### TEXT SEGMENT

>>>>

# Any Early Bird Specials in Aruba?



## travelplanner70 (Sep 16, 2008)

Does anyone know of any early bird specials they would recommend?  Also, is it worth buying the Visit Aruba Card?  Thanks for your advice.


----------



## lprstn (Sep 16, 2008)

I don't think so.  Things aren't that expensive in Aruba, as we got good prices at most all of the restaurants.


----------



## lvhmbh (Sep 17, 2008)

Sometimes the local paper has ads for specials.  Cleo's - the little restaurant in the Alhambra Casino - has 2 for one hot dogs, steak sandwiches and something else on Sunday nights.


----------



## lll1929 (Sep 17, 2008)

Also, at the airport, you can get books that have various coupons.  I got a free glass of wine everywhere I dined using the coupon books.


----------



## gretel (Sep 17, 2008)

*Chalet Suisse*

Chalet Suisse has a good early bird menu. From their website:
<<Guests visiting our restaurant from April 1st to November 30th whom prefer an early dinner, will appreciate our EARLY BIRD SPECIAL menu; a three course selection of our most popular items at a fixed price.>> 

We enjoyed our dinner there and would return.


----------



## justnosy (Sep 17, 2008)

<<<<

### GIVEN DATA
>>>>

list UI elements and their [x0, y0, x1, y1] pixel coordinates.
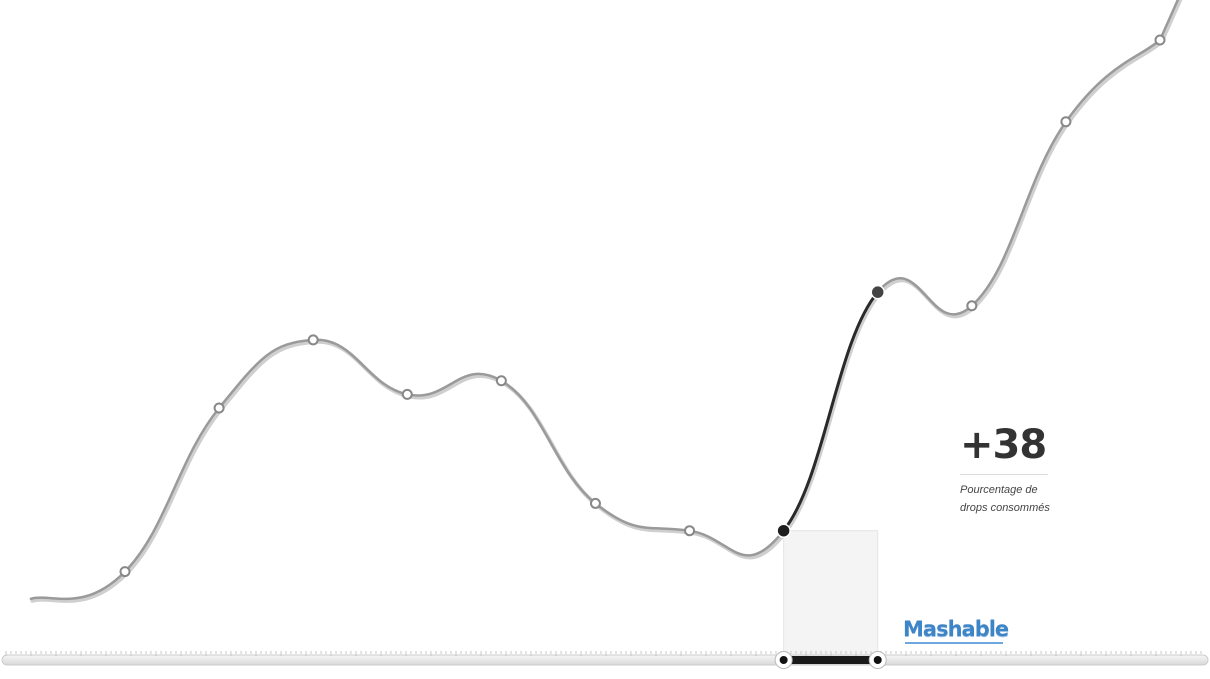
highlight-panel: +38 Pourcentage de drops consommés [960, 420, 1050, 517]
data-point[interactable] [1060, 116, 1072, 128]
selected-range-band [783, 530, 879, 661]
highlight-divider [960, 474, 1048, 475]
data-point[interactable] [589, 497, 601, 509]
selected-data-point[interactable] [870, 284, 885, 300]
data-point[interactable] [966, 300, 978, 312]
brand-underline [905, 642, 1003, 644]
range-handle-grip[interactable] [873, 656, 882, 664]
scrollbar-thumb[interactable] [783, 656, 878, 664]
data-points [119, 34, 1166, 578]
data-point[interactable] [495, 375, 507, 387]
highlight-value: +38 [960, 422, 1047, 468]
data-point[interactable] [307, 334, 319, 346]
brand-logo: Mashable [903, 617, 1009, 641]
selected-series-line [782, 290, 880, 533]
range-handle-grip[interactable] [779, 656, 788, 664]
selected-data-point[interactable] [776, 523, 791, 538]
data-point[interactable] [684, 525, 696, 537]
data-point[interactable] [213, 402, 225, 414]
data-point[interactable] [1154, 34, 1166, 46]
highlight-label: Pourcentage de drops consommés [960, 484, 1050, 514]
range-scrollbar[interactable] [1, 651, 1209, 669]
scrollbar-track[interactable] [1, 654, 1209, 666]
data-point[interactable] [119, 566, 131, 578]
data-point[interactable] [401, 388, 413, 400]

<<<<

### TASK GOAL
Could you continue the forum thread about early bird specials in Aruba from its last line?

### EXERCISE RESULT
*look in the paper*

I bought the visitaruba card when I went in Aug. Whether or not it's worth it or not depends on how you'll be using it. Of course it's worth it if you use enough of the discount/freebies. I was told by certain vendors that discounts are not stackable.  I bought the card to use at Rumba's which is one of our favorite restaurants.  I didn't use it for any of the activities since I got other discounts (like 1/2 for kids)..I found that for most of the activities the same discounts can be found elsewhere (like the coupon books or online...)

As for early birds - definitely check the paper. I know that Tango and another restaurant (next door) offers a 3 course early bird for $20 or $25. I think Laguana at the Radisson also does an early bird for their buffets (kids under 12 eat free for each paying adult!) I think Le Petit Cafe may have an early bird too (I think there was a sign outside)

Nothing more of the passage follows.